## Work to complete
Select all lines in the records that include "pull".

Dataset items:
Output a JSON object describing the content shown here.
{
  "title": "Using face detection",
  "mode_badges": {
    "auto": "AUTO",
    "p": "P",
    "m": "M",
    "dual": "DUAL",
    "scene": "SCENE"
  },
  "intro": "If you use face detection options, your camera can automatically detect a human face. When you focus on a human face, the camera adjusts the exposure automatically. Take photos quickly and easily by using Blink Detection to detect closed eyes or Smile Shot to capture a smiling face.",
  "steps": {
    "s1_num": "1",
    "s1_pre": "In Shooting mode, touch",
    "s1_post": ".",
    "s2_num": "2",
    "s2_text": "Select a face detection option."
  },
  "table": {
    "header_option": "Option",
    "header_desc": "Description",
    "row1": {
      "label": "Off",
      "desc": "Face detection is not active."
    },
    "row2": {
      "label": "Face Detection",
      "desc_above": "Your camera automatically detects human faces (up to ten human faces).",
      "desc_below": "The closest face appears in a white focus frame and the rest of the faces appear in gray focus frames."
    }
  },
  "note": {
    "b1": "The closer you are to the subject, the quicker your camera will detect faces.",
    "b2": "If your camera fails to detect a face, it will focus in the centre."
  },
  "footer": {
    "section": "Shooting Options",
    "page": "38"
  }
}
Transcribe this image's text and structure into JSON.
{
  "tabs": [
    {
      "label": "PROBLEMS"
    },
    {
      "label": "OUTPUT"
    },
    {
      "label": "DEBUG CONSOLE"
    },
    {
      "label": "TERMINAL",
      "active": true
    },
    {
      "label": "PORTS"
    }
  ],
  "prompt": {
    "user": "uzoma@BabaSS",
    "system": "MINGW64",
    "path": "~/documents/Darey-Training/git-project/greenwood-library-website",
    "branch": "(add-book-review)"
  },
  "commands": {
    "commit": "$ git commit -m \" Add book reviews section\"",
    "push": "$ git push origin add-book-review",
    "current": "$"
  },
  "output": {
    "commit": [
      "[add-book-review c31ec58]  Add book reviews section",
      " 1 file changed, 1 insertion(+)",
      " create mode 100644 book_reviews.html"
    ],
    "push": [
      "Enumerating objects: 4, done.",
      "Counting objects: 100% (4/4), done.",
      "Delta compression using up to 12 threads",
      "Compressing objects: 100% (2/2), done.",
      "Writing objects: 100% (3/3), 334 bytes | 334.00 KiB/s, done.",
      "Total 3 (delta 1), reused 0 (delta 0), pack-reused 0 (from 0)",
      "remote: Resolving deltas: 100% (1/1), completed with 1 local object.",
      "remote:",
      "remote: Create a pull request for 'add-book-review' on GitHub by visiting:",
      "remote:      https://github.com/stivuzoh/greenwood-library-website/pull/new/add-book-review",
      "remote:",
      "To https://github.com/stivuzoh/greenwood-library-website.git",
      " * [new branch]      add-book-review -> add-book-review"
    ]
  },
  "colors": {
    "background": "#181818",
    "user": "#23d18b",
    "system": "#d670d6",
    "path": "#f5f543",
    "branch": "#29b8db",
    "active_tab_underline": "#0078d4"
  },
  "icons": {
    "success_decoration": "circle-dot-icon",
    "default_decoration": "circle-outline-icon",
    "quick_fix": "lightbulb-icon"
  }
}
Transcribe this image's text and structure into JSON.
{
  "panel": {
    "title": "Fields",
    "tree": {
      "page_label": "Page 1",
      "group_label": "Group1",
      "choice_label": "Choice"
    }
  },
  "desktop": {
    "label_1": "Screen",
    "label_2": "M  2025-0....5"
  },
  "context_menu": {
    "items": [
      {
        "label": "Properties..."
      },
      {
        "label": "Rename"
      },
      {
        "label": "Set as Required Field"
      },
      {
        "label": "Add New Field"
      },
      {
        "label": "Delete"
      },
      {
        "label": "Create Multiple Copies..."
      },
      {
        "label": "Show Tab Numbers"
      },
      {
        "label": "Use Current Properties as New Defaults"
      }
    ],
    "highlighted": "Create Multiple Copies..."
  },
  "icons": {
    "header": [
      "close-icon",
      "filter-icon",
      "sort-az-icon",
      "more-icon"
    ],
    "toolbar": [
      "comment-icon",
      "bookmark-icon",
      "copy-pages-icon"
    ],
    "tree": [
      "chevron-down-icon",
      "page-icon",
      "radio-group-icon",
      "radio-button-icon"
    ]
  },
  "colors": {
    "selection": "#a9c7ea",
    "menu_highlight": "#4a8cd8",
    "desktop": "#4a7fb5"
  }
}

## Reply
      "remote: Create a pull request for 'add-book-review' on GitHub by visiting:",
      "remote:      https://github.com/stivuzoh/greenwood-library-website/pull/new/add-book-review",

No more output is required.